* EXTRACT
+++

When you do the competition analysis of your niche, it’s easy to start thinking about how you can outrank the people already in your niche and forget that you should be spending just as much (or more) time thinking about how you can collaborate with the people already there.
The vast majority of people running blogs or podcasts are doing it because they love their niche. They’re enthusiastic about talking to other passionate people and don’t really see them as some sort of threat.
Why Relationships With Your Peers Matter
So why go through the effort of making friends with your “competitors?” (I actually prefer to call them peers.) There are many reasons, but here are a few:
- Cross Promotion: If you pump up their stuff to your audience and vice versa, then everyone gets more eyeballs on their content. If you’re not competing directly with identical products, this is a win-win.
- Backlinks: Google loves good quality, relevant backlinks. It’s probably the most important factor for Search Engine Optimization. Part of the reason for this is that they’re hard to get. Bloggers who know and like you are far more likely to give you a link.
- Joint Ventures: You can’t be expert at everything. Why not collaborate with somebody else to create the perfect product? Or maybe you can promote somebody else’s product as an affiliate.
- Friendship: Maybe this one should have been first. Your spouse thinks you’re a bit nuts for what you’re doing online. Your friends don’t really get it. Your mother’s never heard of a blog. Sometimes you need a peer to reach out to. Who better than somebody in your own niche who understands the whole picture of what you’re trying to do and why?
How Do You Build Relationships With Other Bloggers?
It’s actually not that hard. The easiest thing to do is to do them a favour.
It’s easiest to start with the up and comers. In some niches you might get noticed by the big names, but in most you’ll be targeting people just like you or who’ve been blogging for a few years.
(You can use the Moz Bar to check domain authority to see how useful backlinks will be, but SEO isn’t everything.)
Here’s the patented Online Passive Income Journey blogger relationship building formula(TM):
- Read through the blog, make some comments, sign up for the mailing list, and follow them on social media. A medium-sized blogger will probably already notice this sort of activity.
- Next, retweet or share some of their social media posts. Maybe comment on their facebook page. You can even direct message them a few times. You’re warming them up for the big one:
- Link to their content on your blog and then tell them that you did it. Just complement them on a great article and then say you linked to it and provide a link back to the article so they can check it out.
You’re being a genuinely nice person, but you’re also playing on two basic human traits: vanity and reciprocity. They will want to check out what you said about them and they’ll feel like your favour should be returned.

+++

* RECORD LIST
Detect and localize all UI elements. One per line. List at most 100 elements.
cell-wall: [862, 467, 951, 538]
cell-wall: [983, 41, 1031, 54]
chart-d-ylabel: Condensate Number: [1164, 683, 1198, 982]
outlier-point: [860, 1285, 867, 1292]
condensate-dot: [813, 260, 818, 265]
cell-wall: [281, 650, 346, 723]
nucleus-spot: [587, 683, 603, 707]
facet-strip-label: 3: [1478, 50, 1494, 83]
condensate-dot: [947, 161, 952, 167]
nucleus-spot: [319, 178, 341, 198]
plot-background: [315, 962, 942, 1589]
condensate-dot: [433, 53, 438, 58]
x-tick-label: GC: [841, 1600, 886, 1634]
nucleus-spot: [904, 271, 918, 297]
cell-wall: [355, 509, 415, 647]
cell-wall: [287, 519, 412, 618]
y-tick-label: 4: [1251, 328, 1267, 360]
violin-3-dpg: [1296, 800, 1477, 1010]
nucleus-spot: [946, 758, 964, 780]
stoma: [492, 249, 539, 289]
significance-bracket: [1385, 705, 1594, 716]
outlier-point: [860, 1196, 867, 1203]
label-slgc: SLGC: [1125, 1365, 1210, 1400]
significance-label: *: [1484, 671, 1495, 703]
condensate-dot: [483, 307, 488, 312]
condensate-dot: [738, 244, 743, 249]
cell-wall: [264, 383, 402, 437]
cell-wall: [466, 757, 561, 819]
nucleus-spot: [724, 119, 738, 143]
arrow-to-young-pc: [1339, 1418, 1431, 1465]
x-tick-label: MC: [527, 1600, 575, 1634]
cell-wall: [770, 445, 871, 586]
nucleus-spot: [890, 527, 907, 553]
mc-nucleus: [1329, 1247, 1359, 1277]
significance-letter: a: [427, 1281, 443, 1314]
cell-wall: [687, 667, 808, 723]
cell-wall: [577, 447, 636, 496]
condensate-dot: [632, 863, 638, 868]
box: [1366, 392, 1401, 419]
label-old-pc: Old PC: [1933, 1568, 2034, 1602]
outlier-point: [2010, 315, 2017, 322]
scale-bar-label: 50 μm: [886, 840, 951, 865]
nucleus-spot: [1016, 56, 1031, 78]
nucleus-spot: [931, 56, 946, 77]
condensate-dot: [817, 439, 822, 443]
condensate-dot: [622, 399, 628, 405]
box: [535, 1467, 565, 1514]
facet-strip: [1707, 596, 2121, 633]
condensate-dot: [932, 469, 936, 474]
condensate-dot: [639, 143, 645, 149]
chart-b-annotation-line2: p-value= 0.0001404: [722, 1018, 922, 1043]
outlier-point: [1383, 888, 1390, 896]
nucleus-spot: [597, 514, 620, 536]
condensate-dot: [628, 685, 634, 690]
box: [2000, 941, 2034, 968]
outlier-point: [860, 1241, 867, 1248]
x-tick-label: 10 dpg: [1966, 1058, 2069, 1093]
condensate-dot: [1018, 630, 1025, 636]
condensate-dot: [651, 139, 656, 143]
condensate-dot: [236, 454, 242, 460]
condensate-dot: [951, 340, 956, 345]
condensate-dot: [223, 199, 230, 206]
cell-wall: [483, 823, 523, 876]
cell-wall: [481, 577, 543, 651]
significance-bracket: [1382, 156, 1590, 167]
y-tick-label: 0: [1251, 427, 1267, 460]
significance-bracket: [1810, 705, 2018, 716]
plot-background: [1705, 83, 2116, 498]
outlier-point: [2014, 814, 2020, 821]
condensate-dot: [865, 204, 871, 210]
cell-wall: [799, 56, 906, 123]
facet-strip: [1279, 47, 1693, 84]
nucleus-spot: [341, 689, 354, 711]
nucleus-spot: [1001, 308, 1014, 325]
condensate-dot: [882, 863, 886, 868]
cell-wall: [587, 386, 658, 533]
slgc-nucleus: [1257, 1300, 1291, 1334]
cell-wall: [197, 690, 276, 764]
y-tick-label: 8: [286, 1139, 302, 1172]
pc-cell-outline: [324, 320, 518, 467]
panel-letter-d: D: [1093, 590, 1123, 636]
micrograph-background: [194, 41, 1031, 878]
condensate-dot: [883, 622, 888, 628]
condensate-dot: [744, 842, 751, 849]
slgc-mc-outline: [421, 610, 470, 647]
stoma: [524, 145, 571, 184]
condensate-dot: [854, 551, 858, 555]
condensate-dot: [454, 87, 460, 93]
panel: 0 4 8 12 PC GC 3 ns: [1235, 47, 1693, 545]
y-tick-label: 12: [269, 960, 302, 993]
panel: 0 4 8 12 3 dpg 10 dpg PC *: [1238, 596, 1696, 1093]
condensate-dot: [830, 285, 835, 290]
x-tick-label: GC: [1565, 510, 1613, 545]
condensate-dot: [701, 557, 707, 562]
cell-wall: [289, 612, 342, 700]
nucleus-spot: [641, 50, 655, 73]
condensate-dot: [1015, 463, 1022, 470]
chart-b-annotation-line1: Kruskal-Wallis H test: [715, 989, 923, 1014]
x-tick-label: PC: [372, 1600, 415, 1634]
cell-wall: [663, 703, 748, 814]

+++

* SHORT TASK
List every reason the article on building relationships with fellow bloggers gives for befriending peers in your niche.

* RESULT OF THE TASK
Cross Promotion, Backlinks, Joint Ventures, Friendship